Given task
Rewrite the rows from the start of the list through the line containing "tab-elements[interactable]: Elements —", swapping "activity-link" for "activity-anchor" and keeping everything else the same.

-- -- --

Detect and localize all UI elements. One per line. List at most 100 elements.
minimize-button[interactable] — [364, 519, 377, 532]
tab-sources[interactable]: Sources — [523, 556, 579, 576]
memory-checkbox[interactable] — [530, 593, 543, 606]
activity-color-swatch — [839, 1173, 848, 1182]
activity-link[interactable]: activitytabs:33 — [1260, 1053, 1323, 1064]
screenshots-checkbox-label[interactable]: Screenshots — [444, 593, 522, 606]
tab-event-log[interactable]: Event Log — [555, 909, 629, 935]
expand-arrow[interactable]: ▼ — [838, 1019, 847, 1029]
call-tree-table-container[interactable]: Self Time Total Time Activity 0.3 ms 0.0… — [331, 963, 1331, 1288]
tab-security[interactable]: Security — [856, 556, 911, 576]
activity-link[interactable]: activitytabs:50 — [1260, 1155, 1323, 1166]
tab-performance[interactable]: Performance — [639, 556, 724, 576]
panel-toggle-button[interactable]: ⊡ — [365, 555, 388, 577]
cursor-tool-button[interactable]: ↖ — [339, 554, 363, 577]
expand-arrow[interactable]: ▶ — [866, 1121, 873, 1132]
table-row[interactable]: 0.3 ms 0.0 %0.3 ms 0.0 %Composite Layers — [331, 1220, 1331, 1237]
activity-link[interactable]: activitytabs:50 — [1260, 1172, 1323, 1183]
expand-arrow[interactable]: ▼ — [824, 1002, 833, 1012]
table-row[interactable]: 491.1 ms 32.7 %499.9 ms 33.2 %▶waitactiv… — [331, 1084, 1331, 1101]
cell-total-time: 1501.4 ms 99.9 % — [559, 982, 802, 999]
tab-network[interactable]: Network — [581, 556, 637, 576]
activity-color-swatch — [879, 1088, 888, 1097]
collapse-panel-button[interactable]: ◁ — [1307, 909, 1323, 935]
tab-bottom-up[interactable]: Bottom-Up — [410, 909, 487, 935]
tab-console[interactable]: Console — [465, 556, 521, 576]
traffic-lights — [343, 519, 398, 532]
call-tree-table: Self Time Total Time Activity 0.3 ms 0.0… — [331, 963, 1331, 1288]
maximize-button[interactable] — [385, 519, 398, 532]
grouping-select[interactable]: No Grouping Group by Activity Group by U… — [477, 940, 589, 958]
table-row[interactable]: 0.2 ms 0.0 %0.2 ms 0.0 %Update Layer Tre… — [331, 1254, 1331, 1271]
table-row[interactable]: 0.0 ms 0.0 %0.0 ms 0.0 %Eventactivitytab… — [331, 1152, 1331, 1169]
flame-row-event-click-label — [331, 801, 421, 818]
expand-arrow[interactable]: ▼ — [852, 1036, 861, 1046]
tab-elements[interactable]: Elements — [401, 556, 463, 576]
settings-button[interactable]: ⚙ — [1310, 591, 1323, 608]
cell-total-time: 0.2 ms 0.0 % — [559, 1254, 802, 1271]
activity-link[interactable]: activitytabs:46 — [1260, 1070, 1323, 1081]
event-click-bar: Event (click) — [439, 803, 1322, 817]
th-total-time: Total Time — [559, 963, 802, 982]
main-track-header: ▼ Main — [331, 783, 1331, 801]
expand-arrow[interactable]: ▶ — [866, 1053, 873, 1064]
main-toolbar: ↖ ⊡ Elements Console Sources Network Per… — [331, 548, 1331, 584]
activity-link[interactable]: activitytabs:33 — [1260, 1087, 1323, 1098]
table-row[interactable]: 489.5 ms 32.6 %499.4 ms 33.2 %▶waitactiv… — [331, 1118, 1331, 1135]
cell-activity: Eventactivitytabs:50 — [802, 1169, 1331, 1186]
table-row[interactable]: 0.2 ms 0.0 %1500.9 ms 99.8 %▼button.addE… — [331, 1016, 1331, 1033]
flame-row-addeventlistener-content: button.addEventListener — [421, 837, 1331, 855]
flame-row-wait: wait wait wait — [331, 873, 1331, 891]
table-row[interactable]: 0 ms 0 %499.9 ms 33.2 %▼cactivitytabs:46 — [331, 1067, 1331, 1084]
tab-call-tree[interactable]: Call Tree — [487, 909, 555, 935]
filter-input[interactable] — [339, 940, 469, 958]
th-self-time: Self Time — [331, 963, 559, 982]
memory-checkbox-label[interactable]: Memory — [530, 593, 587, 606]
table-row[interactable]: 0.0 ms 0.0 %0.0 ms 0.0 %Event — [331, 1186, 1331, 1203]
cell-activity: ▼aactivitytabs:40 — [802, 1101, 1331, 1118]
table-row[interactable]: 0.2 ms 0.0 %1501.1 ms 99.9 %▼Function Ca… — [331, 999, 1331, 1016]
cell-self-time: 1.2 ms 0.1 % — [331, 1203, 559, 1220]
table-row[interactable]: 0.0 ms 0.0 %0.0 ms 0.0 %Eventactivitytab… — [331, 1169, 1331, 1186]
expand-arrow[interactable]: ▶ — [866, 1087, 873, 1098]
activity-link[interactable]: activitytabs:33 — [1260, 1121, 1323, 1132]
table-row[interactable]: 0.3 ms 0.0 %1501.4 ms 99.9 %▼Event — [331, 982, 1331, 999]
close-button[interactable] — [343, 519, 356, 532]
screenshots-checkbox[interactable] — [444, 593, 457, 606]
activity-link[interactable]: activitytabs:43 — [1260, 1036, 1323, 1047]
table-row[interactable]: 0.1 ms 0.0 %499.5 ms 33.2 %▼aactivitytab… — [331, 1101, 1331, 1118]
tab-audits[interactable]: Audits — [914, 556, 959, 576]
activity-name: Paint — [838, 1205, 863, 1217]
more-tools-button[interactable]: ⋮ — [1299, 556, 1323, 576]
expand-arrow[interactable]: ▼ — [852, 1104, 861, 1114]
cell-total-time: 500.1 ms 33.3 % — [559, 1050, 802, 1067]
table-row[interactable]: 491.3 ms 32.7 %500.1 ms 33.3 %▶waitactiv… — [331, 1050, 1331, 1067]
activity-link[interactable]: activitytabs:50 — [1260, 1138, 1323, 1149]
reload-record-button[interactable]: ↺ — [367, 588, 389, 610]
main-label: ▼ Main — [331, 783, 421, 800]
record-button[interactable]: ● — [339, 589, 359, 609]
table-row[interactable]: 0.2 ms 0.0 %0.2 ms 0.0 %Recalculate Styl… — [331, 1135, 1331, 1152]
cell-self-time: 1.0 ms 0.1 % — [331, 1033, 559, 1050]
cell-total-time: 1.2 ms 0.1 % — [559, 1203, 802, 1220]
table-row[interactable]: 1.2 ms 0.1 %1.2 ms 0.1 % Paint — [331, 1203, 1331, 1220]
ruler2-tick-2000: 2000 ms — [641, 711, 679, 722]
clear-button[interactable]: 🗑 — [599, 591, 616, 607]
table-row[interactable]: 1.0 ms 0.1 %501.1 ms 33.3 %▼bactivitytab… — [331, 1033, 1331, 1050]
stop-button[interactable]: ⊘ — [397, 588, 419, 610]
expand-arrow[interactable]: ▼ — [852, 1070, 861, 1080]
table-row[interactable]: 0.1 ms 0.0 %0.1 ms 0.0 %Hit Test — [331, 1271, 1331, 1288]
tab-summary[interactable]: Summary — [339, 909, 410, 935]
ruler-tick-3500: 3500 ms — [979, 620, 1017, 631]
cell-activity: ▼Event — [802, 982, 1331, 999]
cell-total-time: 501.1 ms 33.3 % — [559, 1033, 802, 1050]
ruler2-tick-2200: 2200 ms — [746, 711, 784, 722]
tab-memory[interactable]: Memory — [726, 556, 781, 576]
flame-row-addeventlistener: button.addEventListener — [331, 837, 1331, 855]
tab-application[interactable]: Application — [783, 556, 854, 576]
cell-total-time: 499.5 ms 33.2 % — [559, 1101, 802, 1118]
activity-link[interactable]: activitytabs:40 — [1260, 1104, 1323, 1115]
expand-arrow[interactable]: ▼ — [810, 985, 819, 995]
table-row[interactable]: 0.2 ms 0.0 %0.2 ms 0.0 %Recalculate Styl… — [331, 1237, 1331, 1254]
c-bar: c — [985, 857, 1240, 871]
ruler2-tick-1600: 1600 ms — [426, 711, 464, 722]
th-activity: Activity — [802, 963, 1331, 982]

-- -- --

Solved exercise
Detect and localize all UI elements. One per line. List at most 100 elements.
minimize-button[interactable] — [364, 519, 377, 532]
tab-sources[interactable]: Sources — [523, 556, 579, 576]
memory-checkbox[interactable] — [530, 593, 543, 606]
activity-color-swatch — [839, 1173, 848, 1182]
activity-anchor[interactable]: activitytabs:33 — [1260, 1053, 1323, 1064]
screenshots-checkbox-label[interactable]: Screenshots — [444, 593, 522, 606]
tab-event-log[interactable]: Event Log — [555, 909, 629, 935]
expand-arrow[interactable]: ▼ — [838, 1019, 847, 1029]
call-tree-table-container[interactable]: Self Time Total Time Activity 0.3 ms 0.0… — [331, 963, 1331, 1288]
tab-security[interactable]: Security — [856, 556, 911, 576]
activity-anchor[interactable]: activitytabs:50 — [1260, 1155, 1323, 1166]
tab-performance[interactable]: Performance — [639, 556, 724, 576]
panel-toggle-button[interactable]: ⊡ — [365, 555, 388, 577]
cursor-tool-button[interactable]: ↖ — [339, 554, 363, 577]
expand-arrow[interactable]: ▶ — [866, 1121, 873, 1132]
table-row[interactable]: 0.3 ms 0.0 %0.3 ms 0.0 %Composite Layers — [331, 1220, 1331, 1237]
activity-anchor[interactable]: activitytabs:50 — [1260, 1172, 1323, 1183]
expand-arrow[interactable]: ▼ — [824, 1002, 833, 1012]
table-row[interactable]: 491.1 ms 32.7 %499.9 ms 33.2 %▶waitactiv… — [331, 1084, 1331, 1101]
cell-total-time: 1501.4 ms 99.9 % — [559, 982, 802, 999]
tab-network[interactable]: Network — [581, 556, 637, 576]
activity-color-swatch — [879, 1088, 888, 1097]
collapse-panel-button[interactable]: ◁ — [1307, 909, 1323, 935]
tab-bottom-up[interactable]: Bottom-Up — [410, 909, 487, 935]
tab-console[interactable]: Console — [465, 556, 521, 576]
traffic-lights — [343, 519, 398, 532]
call-tree-table: Self Time Total Time Activity 0.3 ms 0.0… — [331, 963, 1331, 1288]
maximize-button[interactable] — [385, 519, 398, 532]
grouping-select[interactable]: No Grouping Group by Activity Group by U… — [477, 940, 589, 958]
table-row[interactable]: 0.2 ms 0.0 %0.2 ms 0.0 %Update Layer Tre… — [331, 1254, 1331, 1271]
table-row[interactable]: 0.0 ms 0.0 %0.0 ms 0.0 %Eventactivitytab… — [331, 1152, 1331, 1169]
flame-row-event-click-label — [331, 801, 421, 818]
expand-arrow[interactable]: ▼ — [852, 1036, 861, 1046]
tab-elements[interactable]: Elements — [401, 556, 463, 576]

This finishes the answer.